Text =
Both LURD and Charles Taylor made extensive use of children press ganged into military service as soldiers or ammunition porters. The use of child soldiers was prolific by both sides, regardless of prohibitions of the practice in the Geneva Convention. Observers from Human Rights Watch described a deadly and chaotic siege of Monrovia, with many very young fighters shooting "shiny toys" they had not been trained to use.[16]

Drugs made up an integral part of Liberian wartime culture. Child soldiers and other combatants were routinely addicted to cocaine, khat, and other drugs as a means of control. Several warlords felt that cocaine made soldiers more effective in battle.[17]

United Nations peacekeeping

In November 1997, following the completion of the mandate of the United Nations Observer Mission in Liberia UNOMIL on 30 September, the United Nations established the United Nations Peace-building Support Office in Liberia (UNOL), headed by a representative of the Secretary-General. That first United Nations post-conflict peace-building support office was tasked primarily with assisting the government in consolidating peace following the July 1997 multiparty elections.

Task brief = Decide whether each statement below agrees with the passage on Liberia's civil war, answering yes or no and quoting the words of the passage that settle it. 1. Only LURD used children as soldiers or ammunition porters. 2. The United Nations Peace-building Support Office in Liberia was headed by a representative of the Secretary-General. 3. Warlords believed that cocaine made soldiers less effective in battle.

Extracted records =
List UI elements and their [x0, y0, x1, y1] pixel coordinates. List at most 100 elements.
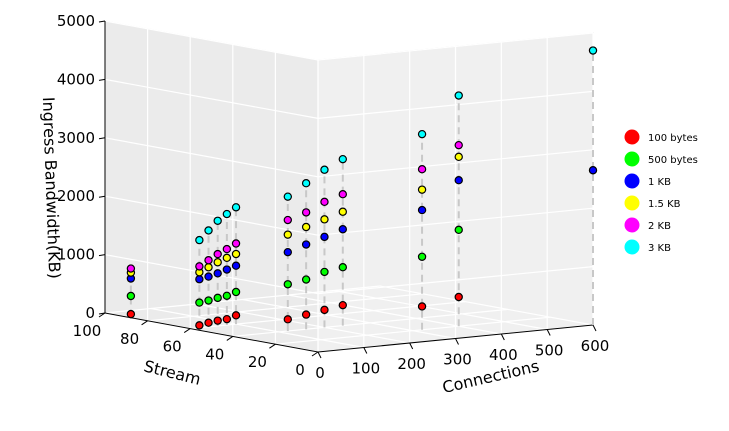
data-point-series-2 — [231, 287, 241, 297]
grid-line — [104, 195, 319, 236]
data-point-series-1 — [231, 311, 241, 320]
z-tick-label: 3000 — [57, 129, 95, 147]
data-point-series-1 — [222, 314, 232, 324]
data-point-series-5 — [126, 264, 136, 273]
x-tick-label: 200 — [397, 355, 426, 373]
x-tick-mark — [409, 342, 414, 350]
z-tick-mark — [98, 137, 106, 140]
data-point-series-2 — [417, 252, 427, 261]
data-point-series-2 — [222, 291, 232, 300]
y-axis-title: Stream — [142, 356, 203, 388]
z-tick-label: 2000 — [57, 187, 95, 205]
data-point-series-2 — [213, 293, 222, 303]
data-point-series-2 — [204, 296, 213, 305]
grid-line — [104, 137, 319, 178]
legend: 100 bytes 500 bytes 1 KB 1.5 KB 2 KB 3 KB — [624, 129, 698, 255]
legend-label: 3 KB — [648, 243, 671, 254]
data-point-series-5 — [204, 256, 213, 265]
z-tick-mark — [98, 312, 106, 315]
data-point-series-6 — [204, 226, 213, 235]
axes-panes — [104, 20, 594, 353]
data-point-series-1 — [417, 302, 427, 311]
data-point-series-4 — [301, 222, 311, 232]
data-point-series-5 — [320, 197, 329, 207]
grid-lines — [104, 20, 594, 353]
data-point-series-5 — [454, 140, 463, 150]
data-point-series-5 — [222, 244, 232, 254]
z-tick-label: 5000 — [57, 12, 95, 30]
data-point-series-4 — [417, 185, 427, 194]
legend-marker — [624, 239, 640, 255]
grid-line — [317, 207, 594, 236]
grid-line — [317, 32, 594, 61]
data-point-series-6 — [338, 154, 347, 164]
data-point-series-3 — [320, 232, 329, 242]
data-point-series-3 — [301, 240, 311, 249]
y-tick-label: 0 — [295, 361, 305, 379]
data-point-series-1 — [283, 315, 292, 324]
data-point-series-6 — [454, 91, 463, 100]
x-tick-label: 400 — [489, 346, 518, 364]
z-tick-mark — [98, 78, 106, 81]
z-tick-label: 4000 — [57, 70, 95, 88]
grid-line — [317, 266, 594, 295]
data-point-series-3 — [204, 272, 213, 281]
data-point-series-6 — [417, 129, 427, 139]
grid-line — [317, 149, 594, 178]
data-point-series-3 — [195, 275, 204, 284]
data-point-series-6 — [588, 46, 598, 55]
grid-line — [334, 289, 548, 331]
data-point-series-2 — [195, 298, 204, 307]
data-point-series-6 — [195, 235, 204, 245]
data-point-series-2 — [283, 280, 292, 289]
y-tick-label: 20 — [248, 353, 267, 371]
legend-label: 100 bytes — [648, 133, 698, 144]
x-tick-label: 0 — [315, 364, 325, 382]
data-point-series-4 — [454, 152, 463, 162]
z-tick-mark — [98, 254, 106, 257]
legend-label: 1.5 KB — [648, 199, 681, 210]
data-point-series-4 — [338, 207, 347, 216]
x-tick-mark — [500, 333, 505, 341]
z-tick-mark — [98, 20, 106, 23]
data-point-series-1 — [454, 292, 463, 302]
z-axis-title: Ingress Bandwidth(KB) — [39, 97, 64, 280]
grid-line — [150, 307, 364, 349]
data-point-series-3 — [283, 247, 292, 257]
grid-line — [196, 303, 410, 344]
legend-marker — [624, 217, 640, 233]
data-point-series-4 — [222, 253, 232, 263]
data-point-series-5 — [213, 249, 222, 259]
data-point-series-5 — [195, 262, 204, 271]
data-point-series-3 — [588, 166, 598, 175]
y-tick-label: 100 — [73, 322, 102, 340]
grid-line — [104, 20, 319, 61]
x-tick-label: 600 — [581, 337, 610, 355]
data-points — [126, 46, 598, 330]
data-point-series-4 — [204, 263, 213, 272]
data-point-series-4 — [320, 215, 329, 224]
data-point-series-6 — [320, 165, 329, 174]
data-point-series-1 — [213, 316, 222, 325]
z-tick-label: 0 — [85, 304, 95, 322]
axis-ticks: 0 100 200 300 400 500 600020406080100010002000… — [57, 12, 610, 382]
data-point-series-6 — [222, 209, 232, 219]
y-tick-label: 60 — [163, 338, 182, 356]
data-point-series-3 — [338, 225, 347, 234]
x-tick-label: 100 — [352, 360, 381, 378]
data-point-series-6 — [283, 192, 292, 201]
data-point-series-5 — [301, 208, 311, 217]
data-point-series-5 — [231, 239, 241, 248]
data-point-series-2 — [338, 263, 347, 272]
data-point-series-1 — [195, 321, 204, 330]
data-point-series-4 — [213, 258, 222, 267]
grid-line — [232, 308, 508, 337]
grid-line — [104, 285, 381, 314]
legend-marker — [624, 173, 640, 189]
data-point-series-3 — [222, 265, 232, 274]
x-tick-mark — [317, 351, 322, 359]
y-tick-mark — [311, 351, 319, 357]
y-tick-label: 80 — [120, 330, 139, 348]
x-tick-mark — [546, 329, 551, 336]
z-tick-mark — [98, 195, 106, 198]
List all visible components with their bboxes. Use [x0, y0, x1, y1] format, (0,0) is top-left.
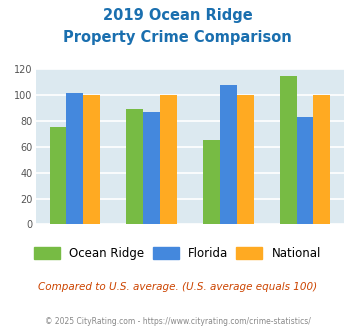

Correct response =
1. No: "Both LURD and Charles Taylor made extensive use of children press ganged into military service as soldiers or ammunition porters."
2. Yes: "headed by a representative of the Secretary-General"
3. No: "Several warlords felt that cocaine made soldiers more effective in battle."